**Brief**
Can you write out the whole listing exactly?

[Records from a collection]
● ● ●
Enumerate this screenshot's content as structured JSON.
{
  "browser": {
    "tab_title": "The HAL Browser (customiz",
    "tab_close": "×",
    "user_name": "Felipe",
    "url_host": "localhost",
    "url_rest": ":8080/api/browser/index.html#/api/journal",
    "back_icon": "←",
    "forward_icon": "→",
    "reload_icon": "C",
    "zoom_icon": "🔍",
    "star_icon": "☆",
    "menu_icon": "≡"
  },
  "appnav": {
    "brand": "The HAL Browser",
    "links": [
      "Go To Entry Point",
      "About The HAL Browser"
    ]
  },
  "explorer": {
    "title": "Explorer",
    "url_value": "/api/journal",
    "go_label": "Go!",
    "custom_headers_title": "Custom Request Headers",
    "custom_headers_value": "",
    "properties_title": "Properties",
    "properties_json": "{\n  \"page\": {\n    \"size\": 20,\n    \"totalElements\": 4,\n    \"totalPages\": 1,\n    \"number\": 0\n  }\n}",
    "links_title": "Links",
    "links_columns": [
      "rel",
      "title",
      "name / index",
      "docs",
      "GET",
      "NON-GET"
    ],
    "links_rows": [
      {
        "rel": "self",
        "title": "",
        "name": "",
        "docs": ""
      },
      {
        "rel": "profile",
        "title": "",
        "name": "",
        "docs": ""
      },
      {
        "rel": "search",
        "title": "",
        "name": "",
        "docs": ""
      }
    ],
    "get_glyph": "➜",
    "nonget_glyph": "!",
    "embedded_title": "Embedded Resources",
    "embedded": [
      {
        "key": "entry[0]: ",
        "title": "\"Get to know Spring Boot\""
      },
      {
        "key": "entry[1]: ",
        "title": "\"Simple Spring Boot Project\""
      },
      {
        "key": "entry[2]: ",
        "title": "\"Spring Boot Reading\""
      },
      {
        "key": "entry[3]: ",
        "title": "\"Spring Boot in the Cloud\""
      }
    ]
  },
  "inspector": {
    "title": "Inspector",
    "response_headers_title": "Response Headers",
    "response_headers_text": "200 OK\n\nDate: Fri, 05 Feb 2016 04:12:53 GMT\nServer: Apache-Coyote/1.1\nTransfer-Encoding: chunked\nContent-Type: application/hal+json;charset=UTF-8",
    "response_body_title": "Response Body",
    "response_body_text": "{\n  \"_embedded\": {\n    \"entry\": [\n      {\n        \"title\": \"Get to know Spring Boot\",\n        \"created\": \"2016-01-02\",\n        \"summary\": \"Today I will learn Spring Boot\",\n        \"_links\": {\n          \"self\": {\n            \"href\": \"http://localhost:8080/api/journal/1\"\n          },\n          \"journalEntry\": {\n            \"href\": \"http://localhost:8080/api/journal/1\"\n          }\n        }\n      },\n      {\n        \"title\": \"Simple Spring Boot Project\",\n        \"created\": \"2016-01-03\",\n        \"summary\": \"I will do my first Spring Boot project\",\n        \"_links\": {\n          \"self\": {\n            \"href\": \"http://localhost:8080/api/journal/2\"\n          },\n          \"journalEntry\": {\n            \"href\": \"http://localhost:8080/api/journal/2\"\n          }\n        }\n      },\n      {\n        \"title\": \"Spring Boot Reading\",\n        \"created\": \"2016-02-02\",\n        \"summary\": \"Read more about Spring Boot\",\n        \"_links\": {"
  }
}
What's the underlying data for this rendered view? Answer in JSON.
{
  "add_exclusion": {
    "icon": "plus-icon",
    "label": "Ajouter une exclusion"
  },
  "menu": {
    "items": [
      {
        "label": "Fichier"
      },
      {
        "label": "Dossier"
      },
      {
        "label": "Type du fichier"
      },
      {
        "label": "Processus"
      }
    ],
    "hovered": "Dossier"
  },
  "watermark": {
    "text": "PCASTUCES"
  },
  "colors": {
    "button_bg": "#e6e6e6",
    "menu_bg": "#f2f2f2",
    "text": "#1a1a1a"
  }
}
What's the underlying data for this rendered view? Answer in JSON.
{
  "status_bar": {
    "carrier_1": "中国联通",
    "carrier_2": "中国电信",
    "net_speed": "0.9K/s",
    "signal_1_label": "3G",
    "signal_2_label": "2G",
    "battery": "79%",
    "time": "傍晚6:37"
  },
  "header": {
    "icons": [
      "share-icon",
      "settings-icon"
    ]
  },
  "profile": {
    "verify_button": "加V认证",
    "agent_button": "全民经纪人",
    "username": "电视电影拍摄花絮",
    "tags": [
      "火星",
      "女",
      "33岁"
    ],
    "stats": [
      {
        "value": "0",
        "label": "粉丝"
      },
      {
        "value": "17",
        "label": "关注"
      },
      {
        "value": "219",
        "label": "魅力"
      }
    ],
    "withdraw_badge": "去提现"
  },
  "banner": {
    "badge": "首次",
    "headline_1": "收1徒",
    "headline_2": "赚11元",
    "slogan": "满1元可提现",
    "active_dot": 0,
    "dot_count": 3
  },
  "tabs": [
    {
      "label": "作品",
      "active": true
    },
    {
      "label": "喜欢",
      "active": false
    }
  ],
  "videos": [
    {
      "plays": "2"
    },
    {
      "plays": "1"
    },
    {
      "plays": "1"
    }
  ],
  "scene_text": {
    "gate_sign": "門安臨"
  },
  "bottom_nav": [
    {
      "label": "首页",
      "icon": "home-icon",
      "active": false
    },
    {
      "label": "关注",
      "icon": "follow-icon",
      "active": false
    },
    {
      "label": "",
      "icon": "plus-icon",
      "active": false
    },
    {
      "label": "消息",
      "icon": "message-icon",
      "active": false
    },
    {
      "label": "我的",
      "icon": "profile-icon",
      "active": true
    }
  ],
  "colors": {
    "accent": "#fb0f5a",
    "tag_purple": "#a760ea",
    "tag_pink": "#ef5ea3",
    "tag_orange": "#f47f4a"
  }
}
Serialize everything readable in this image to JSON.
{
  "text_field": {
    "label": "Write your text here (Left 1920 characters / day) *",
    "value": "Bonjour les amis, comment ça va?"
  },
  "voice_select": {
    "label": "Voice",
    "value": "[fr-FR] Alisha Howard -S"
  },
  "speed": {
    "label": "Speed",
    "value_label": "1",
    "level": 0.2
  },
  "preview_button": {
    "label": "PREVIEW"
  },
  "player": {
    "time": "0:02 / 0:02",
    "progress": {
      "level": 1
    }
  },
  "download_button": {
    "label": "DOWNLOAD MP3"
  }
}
● ● ●
**Completed exercise**
Enumerate this screenshot's content as structured JSON.
{
  "browser": {
    "tab_title": "The HAL Browser (customiz",
    "tab_close": "×",
    "user_name": "Felipe",
    "url_host": "localhost",
    "url_rest": ":8080/api/browser/index.html#/api/journal",
    "back_icon": "←",
    "forward_icon": "→",
    "reload_icon": "C",
    "zoom_icon": "🔍",
    "star_icon": "☆",
    "menu_icon": "≡"
  },
  "appnav": {
    "brand": "The HAL Browser",
    "links": [
      "Go To Entry Point",
      "About The HAL Browser"
    ]
  },
  "explorer": {
    "title": "Explorer",
    "url_value": "/api/journal",
    "go_label": "Go!",
    "custom_headers_title": "Custom Request Headers",
    "custom_headers_value": "",
    "properties_title": "Properties",
    "properties_json": "{\n  \"page\": {\n    \"size\": 20,\n    \"totalElements\": 4,\n    \"totalPages\": 1,\n    \"number\": 0\n  }\n}",
    "links_title": "Links",
    "links_columns": [
      "rel",
      "title",
      "name / index",
      "docs",
      "GET",
      "NON-GET"
    ],
    "links_rows": [
      {
        "rel": "self",
        "title": "",
        "name": "",
        "docs": ""
      },
      {
        "rel": "profile",
        "title": "",
        "name": "",
        "docs": ""
      },
      {
        "rel": "search",
        "title": "",
        "name": "",
        "docs": ""
      }
    ],
    "get_glyph": "➜",
    "nonget_glyph": "!",
    "embedded_title": "Embedded Resources",
    "embedded": [
      {
        "key": "entry[0]: ",
        "title": "\"Get to know Spring Boot\""
      },
      {
        "key": "entry[1]: ",
        "title": "\"Simple Spring Boot Project\""
      },
      {
        "key": "entry[2]: ",
        "title": "\"Spring Boot Reading\""
      },
      {
        "key": "entry[3]: ",
        "title": "\"Spring Boot in the Cloud\""
      }
    ]
  },
  "inspector": {
    "title": "Inspector",
    "response_headers_title": "Response Headers",
    "response_headers_text": "200 OK\n\nDate: Fri, 05 Feb 2016 04:12:53 GMT\nServer: Apache-Coyote/1.1\nTransfer-Encoding: chunked\nContent-Type: application/hal+json;charset=UTF-8",
    "response_body_title": "Response Body",
    "response_body_text": "{\n  \"_embedded\": {\n    \"entry\": [\n      {\n        \"title\": \"Get to know Spring Boot\",\n        \"created\": \"2016-01-02\",\n        \"summary\": \"Today I will learn Spring Boot\",\n        \"_links\": {\n          \"self\": {\n            \"href\": \"http://localhost:8080/api/journal/1\"\n          },\n          \"journalEntry\": {\n            \"href\": \"http://localhost:8080/api/journal/1\"\n          }\n        }\n      },\n      {\n        \"title\": \"Simple Spring Boot Project\",\n        \"created\": \"2016-01-03\",\n        \"summary\": \"I will do my first Spring Boot project\",\n        \"_links\": {\n          \"self\": {\n            \"href\": \"http://localhost:8080/api/journal/2\"\n          },\n          \"journalEntry\": {\n            \"href\": \"http://localhost:8080/api/journal/2\"\n          }\n        }\n      },\n      {\n        \"title\": \"Spring Boot Reading\",\n        \"created\": \"2016-02-02\",\n        \"summary\": \"Read more about Spring Boot\",\n        \"_links\": {"
  }
}
What's the underlying data for this rendered view? Answer in JSON.
{
  "add_exclusion": {
    "icon": "plus-icon",
    "label": "Ajouter une exclusion"
  },
  "menu": {
    "items": [
      {
        "label": "Fichier"
      },
      {
        "label": "Dossier"
      },
      {
        "label": "Type du fichier"
      },
      {
        "label": "Processus"
      }
    ],
    "hovered": "Dossier"
  },
  "watermark": {
    "text": "PCASTUCES"
  },
  "colors": {
    "button_bg": "#e6e6e6",
    "menu_bg": "#f2f2f2",
    "text": "#1a1a1a"
  }
}
What's the underlying data for this rendered view? Answer in JSON.
{
  "status_bar": {
    "carrier_1": "中国联通",
    "carrier_2": "中国电信",
    "net_speed": "0.9K/s",
    "signal_1_label": "3G",
    "signal_2_label": "2G",
    "battery": "79%",
    "time": "傍晚6:37"
  },
  "header": {
    "icons": [
      "share-icon",
      "settings-icon"
    ]
  },
  "profile": {
    "verify_button": "加V认证",
    "agent_button": "全民经纪人",
    "username": "电视电影拍摄花絮",
    "tags": [
      "火星",
      "女",
      "33岁"
    ],
    "stats": [
      {
        "value": "0",
        "label": "粉丝"
      },
      {
        "value": "17",
        "label": "关注"
      },
      {
        "value": "219",
        "label": "魅力"
      }
    ],
    "withdraw_badge": "去提现"
  },
  "banner": {
    "badge": "首次",
    "headline_1": "收1徒",
    "headline_2": "赚11元",
    "slogan": "满1元可提现",
    "active_dot": 0,
    "dot_count": 3
  },
  "tabs": [
    {
      "label": "作品",
      "active": true
    },
    {
      "label": "喜欢",
      "active": false
    }
  ],
  "videos": [
    {
      "plays": "2"
    },
    {
      "plays": "1"
    },
    {
      "plays": "1"
    }
  ],
  "scene_text": {
    "gate_sign": "門安臨"
  },
  "bottom_nav": [
    {
      "label": "首页",
      "icon": "home-icon",
      "active": false
    },
    {
      "label": "关注",
      "icon": "follow-icon",
      "active": false
    },
    {
      "label": "",
      "icon": "plus-icon",
      "active": false
    },
    {
      "label": "消息",
      "icon": "message-icon",
      "active": false
    },
    {
      "label": "我的",
      "icon": "profile-icon",
      "active": true
    }
  ],
  "colors": {
    "accent": "#fb0f5a",
    "tag_purple": "#a760ea",
    "tag_pink": "#ef5ea3",
    "tag_orange": "#f47f4a"
  }
}
Serialize everything readable in this image to JSON.
{
  "text_field": {
    "label": "Write your text here (Left 1920 characters / day) *",
    "value": "Bonjour les amis, comment ça va?"
  },
  "voice_select": {
    "label": "Voice",
    "value": "[fr-FR] Alisha Howard -S"
  },
  "speed": {
    "label": "Speed",
    "value_label": "1",
    "level": 0.2
  },
  "preview_button": {
    "label": "PREVIEW"
  },
  "player": {
    "time": "0:02 / 0:02",
    "progress": {
      "level": 1
    }
  },
  "download_button": {
    "label": "DOWNLOAD MP3"
  }
}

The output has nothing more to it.